▶ [EXTRACTED TEXT]
* * * * * * *
Your First Extension
This page walks through hello-ext, the complete reference example bundled with quack-rs.
It registers four functions that together cover every major pattern:
| SQL | Kind | Signature |
|---|---|---|
word_count(text) | Aggregate | VARCHAR → BIGINT |
first_word(text) | Scalar | VARCHAR → VARCHAR |
generate_series_ext(n) | Table | BIGINT → TABLE(value BIGINT) |
CAST(VARCHAR AS INTEGER) | Cast | VARCHAR → INTEGER |
Full source: examples/hello-ext/src/lib.rs
Build and try it
cargo build --release --manifest-path examples/hello-ext/Cargo.toml
Then in the DuckDB CLI:
LOAD './examples/hello-ext/target/release/libhello_ext.so';
-- Aggregate: total words across all rows
SELECT word_count(sentence) FROM (
VALUES ('hello world'), ('one two three'), (NULL)
) t(sentence);
-- → 5 (2 + 3; NULL contributes 0)
-- Scalar: first word of each row
SELECT first_word(sentence) FROM (
VALUES ('hello world'), (' padded '), (''), (NULL)
) t(sentence);
-- → 'hello', 'padded', '', NULL
Overview
An extension has four parts:
- State struct — holds data accumulated during aggregation (aggregate only)
- Callbacks —
update,combine,finalize,state_size,state_init,state_destroy(aggregate) or a single function callback (scalar) - Registration — wire callbacks to DuckDB via
AggregateFunctionBuilder/ScalarFunctionBuilder - Entry point — DuckDB's initialization hook, generated by
entry_point!
* * * * * * *
▶ [TASKS]
A. Repeat the hello-ext walkthrough word for word from "-- Scalar: first" to "entry_point!".
B. Pick up the hello-ext walkthrough after its last sentence and keep writing it.

▶ [RECORDED INFORMATION]
* * * * * * *
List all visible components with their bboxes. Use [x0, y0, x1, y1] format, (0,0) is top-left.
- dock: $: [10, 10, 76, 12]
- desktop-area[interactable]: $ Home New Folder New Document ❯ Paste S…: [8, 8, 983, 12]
* * * * * * *
▶ [EXERCISE RESULTS]
A.
-- Scalar: first word of each row
SELECT first_word(sentence) FROM (
VALUES ('hello world'), (' padded '), (''), (NULL)
) t(sentence);
-- → 'hello', 'padded', '', NULL
Overview
An extension has four parts:
- State struct — holds data accumulated during aggregation (aggregate only)
- Callbacks —
update,combine,finalize,state_size,state_init,state_destroy(aggregate) or a single function callback (scalar) - Registration — wire callbacks to DuckDB via
AggregateFunctionBuilder/ScalarFunctionBuilder - Entry point — DuckDB's initialization hook, generated by
entry_point!

B.
Part 1 — Aggregate function: word_count
An aggregate function accumulates state across many rows and emits one result per group.
1a. The state struct
#![allow(unused)] fn main() { #[derive(Default, Debug)] struct WordCountState { count: i64, } impl AggregateState for WordCountState {} }
AggregateState is a marker trait — no methods required.
FfiState<WordCountState> wraps it in a heap-allocated Box<T> behind a raw pointer
and manages the full lifecycle (init, combine, destroy).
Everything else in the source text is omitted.